→ Goal of the exercise
How many lines in the records below contain "fully"? Reply with the number alone.
━━━ Data extract ━━━
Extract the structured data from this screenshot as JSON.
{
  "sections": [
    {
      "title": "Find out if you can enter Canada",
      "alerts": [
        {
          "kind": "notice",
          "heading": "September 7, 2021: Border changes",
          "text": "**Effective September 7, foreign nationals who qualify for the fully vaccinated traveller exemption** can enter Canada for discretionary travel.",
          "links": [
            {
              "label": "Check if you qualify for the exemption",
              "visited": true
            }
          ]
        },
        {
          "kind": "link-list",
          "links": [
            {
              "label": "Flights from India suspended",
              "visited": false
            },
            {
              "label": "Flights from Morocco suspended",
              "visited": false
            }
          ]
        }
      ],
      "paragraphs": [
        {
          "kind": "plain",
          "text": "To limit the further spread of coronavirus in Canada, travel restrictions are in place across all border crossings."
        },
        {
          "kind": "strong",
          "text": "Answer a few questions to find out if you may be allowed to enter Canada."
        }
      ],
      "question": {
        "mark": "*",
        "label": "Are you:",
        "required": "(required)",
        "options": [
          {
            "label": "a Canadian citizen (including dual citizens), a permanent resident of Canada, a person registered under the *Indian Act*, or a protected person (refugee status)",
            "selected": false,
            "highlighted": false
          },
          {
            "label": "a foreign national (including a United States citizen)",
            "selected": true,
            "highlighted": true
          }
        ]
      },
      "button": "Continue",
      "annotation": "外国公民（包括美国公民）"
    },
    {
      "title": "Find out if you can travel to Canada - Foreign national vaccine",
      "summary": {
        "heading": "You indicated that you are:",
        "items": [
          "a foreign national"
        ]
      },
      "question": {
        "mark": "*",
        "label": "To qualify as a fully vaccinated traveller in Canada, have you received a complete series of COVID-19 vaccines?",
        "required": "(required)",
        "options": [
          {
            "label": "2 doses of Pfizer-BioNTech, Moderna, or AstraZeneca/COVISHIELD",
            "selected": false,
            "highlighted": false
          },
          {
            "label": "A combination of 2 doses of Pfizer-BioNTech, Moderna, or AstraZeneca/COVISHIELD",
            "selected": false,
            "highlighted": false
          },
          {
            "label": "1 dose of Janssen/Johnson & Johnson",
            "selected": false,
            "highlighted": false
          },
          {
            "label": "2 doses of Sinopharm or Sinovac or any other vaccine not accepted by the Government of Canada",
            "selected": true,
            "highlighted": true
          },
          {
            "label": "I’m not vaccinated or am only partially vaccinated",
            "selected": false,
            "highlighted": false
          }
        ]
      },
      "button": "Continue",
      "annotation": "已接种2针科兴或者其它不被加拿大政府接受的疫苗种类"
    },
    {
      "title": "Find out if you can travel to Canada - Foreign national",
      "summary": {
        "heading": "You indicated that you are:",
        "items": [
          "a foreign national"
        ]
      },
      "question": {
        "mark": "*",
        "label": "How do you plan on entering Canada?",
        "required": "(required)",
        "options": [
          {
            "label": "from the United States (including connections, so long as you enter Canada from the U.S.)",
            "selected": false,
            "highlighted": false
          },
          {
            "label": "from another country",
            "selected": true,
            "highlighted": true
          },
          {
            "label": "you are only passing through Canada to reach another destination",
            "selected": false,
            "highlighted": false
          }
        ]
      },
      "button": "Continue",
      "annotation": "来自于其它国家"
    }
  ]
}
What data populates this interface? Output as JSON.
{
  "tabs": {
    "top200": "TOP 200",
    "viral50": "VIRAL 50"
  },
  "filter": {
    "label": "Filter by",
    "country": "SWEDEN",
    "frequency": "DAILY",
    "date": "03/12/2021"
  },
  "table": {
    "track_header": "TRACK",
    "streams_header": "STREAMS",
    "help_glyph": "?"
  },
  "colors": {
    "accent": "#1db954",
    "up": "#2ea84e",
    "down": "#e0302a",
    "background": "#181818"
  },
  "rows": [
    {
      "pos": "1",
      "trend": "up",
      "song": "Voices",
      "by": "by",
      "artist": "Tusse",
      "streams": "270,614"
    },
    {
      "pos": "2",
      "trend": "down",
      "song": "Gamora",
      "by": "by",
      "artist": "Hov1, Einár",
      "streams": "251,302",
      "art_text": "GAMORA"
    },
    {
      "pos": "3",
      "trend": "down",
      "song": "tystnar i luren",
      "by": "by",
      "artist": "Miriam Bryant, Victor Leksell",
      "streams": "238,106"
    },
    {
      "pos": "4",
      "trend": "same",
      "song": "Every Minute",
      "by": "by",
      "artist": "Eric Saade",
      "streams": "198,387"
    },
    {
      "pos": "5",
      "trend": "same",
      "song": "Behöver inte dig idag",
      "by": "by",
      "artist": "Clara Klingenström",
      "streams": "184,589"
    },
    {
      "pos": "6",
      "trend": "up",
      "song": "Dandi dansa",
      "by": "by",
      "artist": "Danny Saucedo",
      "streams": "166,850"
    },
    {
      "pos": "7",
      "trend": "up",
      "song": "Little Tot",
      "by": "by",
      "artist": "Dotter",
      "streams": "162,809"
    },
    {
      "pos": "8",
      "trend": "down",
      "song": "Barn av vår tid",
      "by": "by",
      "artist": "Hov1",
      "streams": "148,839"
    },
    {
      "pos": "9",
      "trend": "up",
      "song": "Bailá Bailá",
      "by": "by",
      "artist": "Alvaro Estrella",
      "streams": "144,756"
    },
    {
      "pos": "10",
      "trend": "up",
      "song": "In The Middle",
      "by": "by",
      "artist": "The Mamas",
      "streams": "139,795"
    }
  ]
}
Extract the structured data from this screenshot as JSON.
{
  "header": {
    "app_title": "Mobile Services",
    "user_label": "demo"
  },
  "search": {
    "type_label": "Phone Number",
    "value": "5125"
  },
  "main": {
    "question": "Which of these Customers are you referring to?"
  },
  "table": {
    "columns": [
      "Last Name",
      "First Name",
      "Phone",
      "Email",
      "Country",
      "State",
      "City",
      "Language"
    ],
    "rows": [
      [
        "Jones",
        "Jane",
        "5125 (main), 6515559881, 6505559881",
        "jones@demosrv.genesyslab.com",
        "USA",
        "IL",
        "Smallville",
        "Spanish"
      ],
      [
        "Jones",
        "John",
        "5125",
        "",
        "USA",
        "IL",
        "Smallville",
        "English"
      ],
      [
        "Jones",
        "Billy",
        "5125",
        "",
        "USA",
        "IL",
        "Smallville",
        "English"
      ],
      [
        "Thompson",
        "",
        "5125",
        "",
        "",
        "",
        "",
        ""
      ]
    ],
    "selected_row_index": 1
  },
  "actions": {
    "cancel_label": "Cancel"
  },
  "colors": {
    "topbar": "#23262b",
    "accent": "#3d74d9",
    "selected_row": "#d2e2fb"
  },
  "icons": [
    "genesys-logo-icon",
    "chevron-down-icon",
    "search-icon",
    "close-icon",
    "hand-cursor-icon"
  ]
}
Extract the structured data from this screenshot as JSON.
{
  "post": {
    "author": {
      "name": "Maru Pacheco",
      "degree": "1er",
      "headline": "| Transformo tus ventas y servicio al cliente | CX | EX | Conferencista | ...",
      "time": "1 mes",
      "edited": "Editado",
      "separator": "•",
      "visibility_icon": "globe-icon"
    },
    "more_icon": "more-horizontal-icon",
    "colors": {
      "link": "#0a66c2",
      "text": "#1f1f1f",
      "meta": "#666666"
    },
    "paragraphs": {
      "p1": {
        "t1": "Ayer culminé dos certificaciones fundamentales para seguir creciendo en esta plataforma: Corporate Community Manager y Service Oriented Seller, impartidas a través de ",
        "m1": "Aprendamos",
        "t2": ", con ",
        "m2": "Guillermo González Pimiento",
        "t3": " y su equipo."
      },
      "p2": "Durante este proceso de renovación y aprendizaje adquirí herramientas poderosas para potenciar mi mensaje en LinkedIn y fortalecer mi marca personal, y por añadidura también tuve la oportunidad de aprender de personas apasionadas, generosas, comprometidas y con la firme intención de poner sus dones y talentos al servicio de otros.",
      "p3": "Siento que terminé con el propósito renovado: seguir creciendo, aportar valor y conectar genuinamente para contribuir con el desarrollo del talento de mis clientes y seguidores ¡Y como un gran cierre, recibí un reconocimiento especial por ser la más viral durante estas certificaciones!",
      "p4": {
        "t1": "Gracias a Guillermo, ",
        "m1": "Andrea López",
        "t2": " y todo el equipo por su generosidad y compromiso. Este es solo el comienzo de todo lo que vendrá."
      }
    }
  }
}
━━━
→ Problem solution
2